◆ Goal
What is the number of lines containing "lower"? Give only that number.

◆ Record set
┌──
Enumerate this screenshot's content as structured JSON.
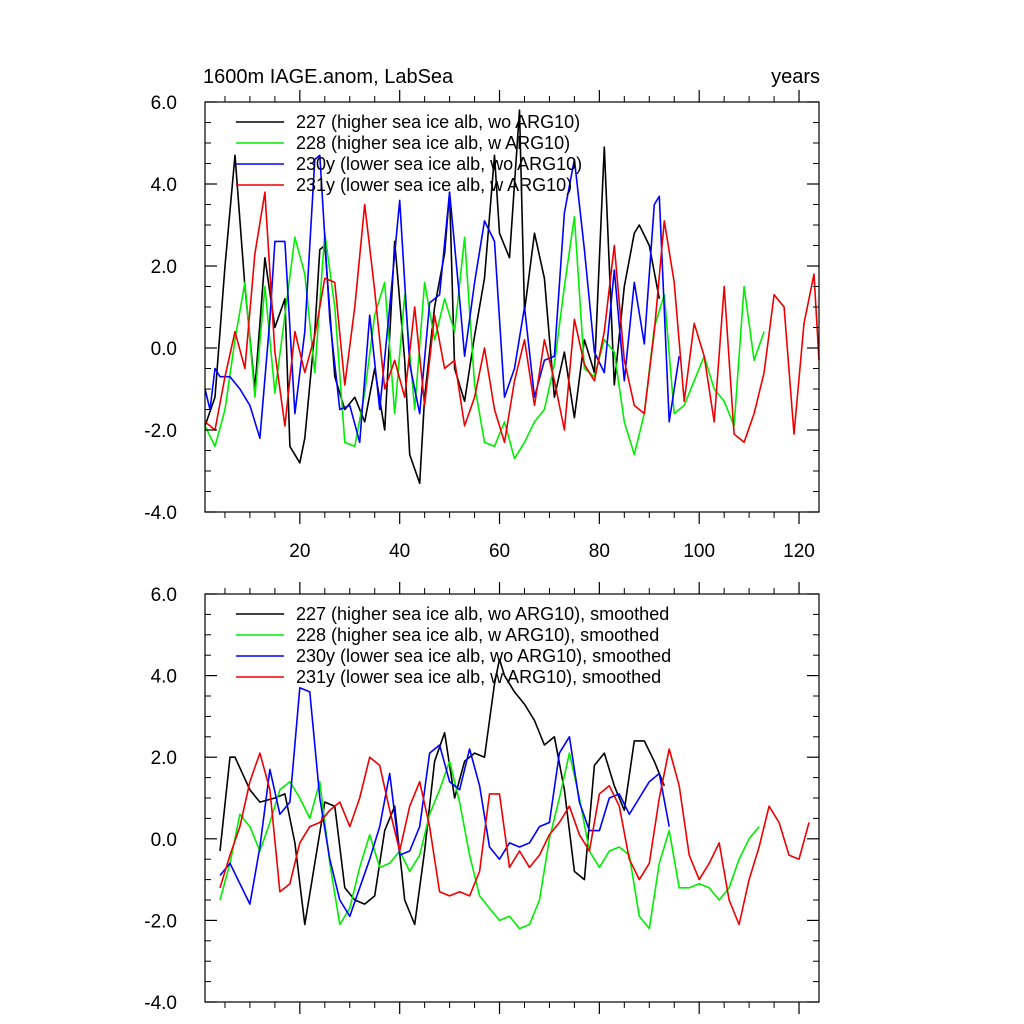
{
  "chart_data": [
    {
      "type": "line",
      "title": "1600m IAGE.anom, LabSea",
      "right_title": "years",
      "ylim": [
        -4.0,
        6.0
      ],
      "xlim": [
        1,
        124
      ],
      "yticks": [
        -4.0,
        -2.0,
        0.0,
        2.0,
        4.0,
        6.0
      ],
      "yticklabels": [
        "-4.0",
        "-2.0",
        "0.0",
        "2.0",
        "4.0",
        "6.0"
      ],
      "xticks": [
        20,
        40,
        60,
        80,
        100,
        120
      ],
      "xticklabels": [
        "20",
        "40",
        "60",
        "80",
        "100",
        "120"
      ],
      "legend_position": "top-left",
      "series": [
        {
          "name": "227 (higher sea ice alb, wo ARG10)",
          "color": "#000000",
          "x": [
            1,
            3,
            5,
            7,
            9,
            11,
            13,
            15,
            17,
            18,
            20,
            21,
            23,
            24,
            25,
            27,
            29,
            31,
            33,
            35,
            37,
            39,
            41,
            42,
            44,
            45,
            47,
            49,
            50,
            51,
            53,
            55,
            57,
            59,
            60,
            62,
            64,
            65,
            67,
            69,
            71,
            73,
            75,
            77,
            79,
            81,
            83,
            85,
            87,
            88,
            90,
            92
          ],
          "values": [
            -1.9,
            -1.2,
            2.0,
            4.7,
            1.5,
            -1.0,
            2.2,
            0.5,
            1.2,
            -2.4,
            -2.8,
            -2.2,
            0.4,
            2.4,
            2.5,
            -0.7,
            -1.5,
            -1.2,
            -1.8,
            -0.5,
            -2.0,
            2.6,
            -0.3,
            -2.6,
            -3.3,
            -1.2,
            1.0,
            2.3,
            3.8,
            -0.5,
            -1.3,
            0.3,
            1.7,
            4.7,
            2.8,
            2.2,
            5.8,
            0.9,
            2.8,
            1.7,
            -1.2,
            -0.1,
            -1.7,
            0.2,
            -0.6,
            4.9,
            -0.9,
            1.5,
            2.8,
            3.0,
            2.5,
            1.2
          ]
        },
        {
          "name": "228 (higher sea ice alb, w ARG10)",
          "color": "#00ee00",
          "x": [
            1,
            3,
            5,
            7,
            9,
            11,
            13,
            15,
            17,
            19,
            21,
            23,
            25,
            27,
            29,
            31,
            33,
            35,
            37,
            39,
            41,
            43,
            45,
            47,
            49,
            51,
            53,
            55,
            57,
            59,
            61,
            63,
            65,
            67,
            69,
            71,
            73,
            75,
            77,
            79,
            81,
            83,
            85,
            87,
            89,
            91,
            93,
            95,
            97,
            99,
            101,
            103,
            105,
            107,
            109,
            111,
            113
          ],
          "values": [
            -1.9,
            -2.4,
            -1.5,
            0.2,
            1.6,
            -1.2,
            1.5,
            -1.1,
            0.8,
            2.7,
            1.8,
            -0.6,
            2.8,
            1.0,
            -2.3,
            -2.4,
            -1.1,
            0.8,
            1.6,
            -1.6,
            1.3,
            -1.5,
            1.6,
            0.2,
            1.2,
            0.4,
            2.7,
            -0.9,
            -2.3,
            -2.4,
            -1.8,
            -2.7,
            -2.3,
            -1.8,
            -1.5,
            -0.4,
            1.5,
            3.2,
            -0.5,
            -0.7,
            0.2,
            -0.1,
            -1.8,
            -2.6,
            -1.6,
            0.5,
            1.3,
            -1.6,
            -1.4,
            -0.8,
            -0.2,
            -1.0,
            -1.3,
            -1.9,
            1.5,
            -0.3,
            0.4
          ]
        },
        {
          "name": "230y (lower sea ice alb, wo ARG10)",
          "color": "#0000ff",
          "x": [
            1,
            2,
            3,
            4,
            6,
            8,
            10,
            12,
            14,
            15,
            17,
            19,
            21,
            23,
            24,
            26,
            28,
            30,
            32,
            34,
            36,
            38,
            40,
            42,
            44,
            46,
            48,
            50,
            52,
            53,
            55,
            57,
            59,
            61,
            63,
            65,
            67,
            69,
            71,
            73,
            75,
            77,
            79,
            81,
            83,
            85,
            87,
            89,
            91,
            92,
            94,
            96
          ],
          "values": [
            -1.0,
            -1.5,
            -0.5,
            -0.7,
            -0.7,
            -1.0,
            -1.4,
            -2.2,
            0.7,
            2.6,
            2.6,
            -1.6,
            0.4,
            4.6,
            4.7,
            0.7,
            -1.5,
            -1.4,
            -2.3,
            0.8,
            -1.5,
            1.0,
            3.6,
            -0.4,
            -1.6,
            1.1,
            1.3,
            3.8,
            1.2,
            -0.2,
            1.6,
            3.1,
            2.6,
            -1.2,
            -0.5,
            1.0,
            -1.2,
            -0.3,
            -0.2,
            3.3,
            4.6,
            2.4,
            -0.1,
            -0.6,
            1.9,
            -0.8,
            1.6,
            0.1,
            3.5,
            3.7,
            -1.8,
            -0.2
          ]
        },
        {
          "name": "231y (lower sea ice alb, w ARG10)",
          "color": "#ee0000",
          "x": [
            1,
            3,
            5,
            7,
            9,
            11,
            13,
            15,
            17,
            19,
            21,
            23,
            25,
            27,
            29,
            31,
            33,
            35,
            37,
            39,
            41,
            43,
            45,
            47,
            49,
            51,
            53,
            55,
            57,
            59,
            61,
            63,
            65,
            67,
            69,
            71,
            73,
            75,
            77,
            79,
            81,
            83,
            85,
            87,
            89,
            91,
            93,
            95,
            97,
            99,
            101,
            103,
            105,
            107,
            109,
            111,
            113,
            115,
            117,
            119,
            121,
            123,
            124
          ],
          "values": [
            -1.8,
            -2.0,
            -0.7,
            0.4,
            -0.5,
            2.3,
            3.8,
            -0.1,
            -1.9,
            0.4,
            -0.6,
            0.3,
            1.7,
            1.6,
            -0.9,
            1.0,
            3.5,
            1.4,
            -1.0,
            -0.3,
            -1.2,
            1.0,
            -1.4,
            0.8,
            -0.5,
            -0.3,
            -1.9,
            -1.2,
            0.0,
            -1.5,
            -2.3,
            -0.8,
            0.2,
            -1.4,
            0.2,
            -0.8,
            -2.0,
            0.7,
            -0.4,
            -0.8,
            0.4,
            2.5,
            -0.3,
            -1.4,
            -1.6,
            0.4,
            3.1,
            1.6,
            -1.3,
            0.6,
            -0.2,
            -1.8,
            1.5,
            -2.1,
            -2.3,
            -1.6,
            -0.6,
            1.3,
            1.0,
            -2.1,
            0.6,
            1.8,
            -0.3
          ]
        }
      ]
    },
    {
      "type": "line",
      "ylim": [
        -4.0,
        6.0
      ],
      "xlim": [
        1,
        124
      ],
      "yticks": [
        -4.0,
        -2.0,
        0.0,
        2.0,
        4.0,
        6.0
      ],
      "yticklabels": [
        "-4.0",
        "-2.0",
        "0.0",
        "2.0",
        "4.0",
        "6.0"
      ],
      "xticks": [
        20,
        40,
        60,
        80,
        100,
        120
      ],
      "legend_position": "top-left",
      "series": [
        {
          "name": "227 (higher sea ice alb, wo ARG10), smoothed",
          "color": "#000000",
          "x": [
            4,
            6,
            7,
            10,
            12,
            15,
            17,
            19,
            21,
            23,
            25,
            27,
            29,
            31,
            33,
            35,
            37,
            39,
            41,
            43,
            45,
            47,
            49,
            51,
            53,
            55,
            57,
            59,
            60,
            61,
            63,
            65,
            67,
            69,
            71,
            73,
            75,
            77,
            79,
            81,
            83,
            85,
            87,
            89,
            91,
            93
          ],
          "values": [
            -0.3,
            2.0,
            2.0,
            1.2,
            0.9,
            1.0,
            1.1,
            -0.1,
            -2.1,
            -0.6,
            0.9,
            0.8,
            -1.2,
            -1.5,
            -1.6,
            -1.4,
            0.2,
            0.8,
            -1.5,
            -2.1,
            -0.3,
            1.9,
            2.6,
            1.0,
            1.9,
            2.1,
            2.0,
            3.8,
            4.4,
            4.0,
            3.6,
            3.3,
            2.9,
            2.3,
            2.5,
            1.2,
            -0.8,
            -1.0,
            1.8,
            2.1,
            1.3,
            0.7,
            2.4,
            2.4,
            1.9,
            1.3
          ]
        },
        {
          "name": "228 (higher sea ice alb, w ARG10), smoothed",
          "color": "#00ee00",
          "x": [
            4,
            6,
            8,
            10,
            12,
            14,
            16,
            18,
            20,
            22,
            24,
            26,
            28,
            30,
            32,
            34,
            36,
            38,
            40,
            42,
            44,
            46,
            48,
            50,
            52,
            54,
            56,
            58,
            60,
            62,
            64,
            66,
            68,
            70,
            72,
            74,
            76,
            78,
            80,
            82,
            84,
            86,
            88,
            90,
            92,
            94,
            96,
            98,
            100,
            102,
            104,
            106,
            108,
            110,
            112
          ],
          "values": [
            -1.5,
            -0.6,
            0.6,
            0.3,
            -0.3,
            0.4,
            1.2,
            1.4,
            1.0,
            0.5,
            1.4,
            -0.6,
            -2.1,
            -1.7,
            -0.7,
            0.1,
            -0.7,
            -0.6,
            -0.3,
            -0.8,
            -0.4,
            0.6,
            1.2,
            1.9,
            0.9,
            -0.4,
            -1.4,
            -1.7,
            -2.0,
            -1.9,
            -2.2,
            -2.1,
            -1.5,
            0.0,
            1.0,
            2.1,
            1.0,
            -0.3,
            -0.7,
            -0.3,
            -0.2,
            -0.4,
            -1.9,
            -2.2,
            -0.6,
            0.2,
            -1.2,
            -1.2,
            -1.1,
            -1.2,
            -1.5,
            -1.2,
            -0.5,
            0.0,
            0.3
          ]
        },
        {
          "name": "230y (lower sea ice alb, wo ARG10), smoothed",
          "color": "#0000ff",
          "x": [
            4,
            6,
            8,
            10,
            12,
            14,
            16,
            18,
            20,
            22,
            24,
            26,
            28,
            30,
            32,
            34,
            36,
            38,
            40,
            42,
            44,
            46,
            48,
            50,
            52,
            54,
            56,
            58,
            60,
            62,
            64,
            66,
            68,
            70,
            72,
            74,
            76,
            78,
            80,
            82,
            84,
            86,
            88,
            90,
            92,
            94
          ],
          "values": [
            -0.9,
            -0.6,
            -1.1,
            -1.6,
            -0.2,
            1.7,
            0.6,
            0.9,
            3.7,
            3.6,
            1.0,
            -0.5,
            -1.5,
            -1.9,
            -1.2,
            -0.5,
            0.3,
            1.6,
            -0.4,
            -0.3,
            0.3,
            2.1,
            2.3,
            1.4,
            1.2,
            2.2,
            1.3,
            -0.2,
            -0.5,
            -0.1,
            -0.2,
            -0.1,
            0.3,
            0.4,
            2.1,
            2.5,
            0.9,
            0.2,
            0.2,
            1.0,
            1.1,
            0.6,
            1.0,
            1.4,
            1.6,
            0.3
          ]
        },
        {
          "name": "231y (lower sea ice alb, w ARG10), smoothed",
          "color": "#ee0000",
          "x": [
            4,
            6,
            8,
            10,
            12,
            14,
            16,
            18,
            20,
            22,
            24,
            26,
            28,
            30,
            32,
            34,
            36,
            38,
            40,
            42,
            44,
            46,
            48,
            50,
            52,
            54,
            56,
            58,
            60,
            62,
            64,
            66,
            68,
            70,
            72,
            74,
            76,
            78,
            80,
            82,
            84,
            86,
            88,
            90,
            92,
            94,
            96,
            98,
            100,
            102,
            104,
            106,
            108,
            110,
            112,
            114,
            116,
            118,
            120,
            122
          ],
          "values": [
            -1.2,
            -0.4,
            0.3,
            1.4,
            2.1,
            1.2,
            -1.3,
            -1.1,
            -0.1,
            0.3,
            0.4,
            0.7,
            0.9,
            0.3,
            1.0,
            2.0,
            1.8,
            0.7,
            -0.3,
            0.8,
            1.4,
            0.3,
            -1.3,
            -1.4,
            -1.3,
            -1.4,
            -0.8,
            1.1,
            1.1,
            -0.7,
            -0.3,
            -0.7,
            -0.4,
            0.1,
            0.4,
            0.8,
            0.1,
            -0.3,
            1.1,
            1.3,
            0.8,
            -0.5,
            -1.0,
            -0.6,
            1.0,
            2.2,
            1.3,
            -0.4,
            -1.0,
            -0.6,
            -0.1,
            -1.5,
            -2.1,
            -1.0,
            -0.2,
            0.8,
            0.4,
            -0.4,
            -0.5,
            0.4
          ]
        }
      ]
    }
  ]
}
└──
◆ Result
4